Goal – Find the number of lines below in which the word "this" appears, and write that number only.

[Figure content listings]

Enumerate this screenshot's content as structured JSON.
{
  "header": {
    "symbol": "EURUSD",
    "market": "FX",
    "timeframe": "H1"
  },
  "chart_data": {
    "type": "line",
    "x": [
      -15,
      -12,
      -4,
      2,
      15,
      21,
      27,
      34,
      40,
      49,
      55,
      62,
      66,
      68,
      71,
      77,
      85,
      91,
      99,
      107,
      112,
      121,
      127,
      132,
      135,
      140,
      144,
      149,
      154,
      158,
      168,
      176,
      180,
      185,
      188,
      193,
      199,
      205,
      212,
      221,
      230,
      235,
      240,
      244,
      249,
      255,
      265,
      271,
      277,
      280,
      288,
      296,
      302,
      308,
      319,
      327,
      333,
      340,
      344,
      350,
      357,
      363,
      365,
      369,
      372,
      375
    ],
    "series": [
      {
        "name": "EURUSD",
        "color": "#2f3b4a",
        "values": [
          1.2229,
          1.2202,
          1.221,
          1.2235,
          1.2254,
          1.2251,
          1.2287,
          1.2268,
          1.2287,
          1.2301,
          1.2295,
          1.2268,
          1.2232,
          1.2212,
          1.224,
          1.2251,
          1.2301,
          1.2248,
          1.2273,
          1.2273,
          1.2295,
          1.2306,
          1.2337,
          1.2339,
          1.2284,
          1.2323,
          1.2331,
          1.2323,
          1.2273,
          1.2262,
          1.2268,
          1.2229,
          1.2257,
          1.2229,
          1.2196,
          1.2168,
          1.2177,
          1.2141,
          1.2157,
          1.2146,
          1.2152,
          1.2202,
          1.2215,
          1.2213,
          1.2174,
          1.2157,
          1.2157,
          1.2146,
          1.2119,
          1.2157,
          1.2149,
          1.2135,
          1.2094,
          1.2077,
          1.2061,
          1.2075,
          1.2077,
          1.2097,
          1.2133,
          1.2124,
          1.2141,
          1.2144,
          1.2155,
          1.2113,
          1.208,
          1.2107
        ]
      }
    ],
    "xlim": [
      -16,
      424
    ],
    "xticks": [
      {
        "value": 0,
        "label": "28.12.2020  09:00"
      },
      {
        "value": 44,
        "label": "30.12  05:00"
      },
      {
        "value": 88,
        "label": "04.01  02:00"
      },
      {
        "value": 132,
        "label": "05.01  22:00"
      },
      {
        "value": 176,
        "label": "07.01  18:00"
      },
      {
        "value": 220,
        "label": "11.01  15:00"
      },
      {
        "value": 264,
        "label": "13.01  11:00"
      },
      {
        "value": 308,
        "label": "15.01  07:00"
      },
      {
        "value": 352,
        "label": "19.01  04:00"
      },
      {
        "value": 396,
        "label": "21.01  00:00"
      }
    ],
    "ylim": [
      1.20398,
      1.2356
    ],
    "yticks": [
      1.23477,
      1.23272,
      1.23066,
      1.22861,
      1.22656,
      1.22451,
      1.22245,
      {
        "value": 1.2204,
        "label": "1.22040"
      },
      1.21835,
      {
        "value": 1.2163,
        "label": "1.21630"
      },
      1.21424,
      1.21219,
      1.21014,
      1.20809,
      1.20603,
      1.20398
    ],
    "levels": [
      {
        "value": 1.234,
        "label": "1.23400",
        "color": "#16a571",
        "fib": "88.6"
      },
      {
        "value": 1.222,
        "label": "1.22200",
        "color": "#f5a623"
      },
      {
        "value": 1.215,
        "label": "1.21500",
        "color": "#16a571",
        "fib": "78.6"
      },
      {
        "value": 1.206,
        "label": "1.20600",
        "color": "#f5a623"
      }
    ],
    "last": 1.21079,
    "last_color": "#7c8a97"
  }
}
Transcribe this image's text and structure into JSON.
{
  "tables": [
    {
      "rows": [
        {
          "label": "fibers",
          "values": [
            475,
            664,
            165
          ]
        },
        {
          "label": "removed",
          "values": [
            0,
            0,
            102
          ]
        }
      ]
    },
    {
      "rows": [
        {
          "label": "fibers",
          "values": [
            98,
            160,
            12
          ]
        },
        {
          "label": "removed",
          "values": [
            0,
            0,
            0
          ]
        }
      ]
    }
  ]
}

Reply to the exercise – 2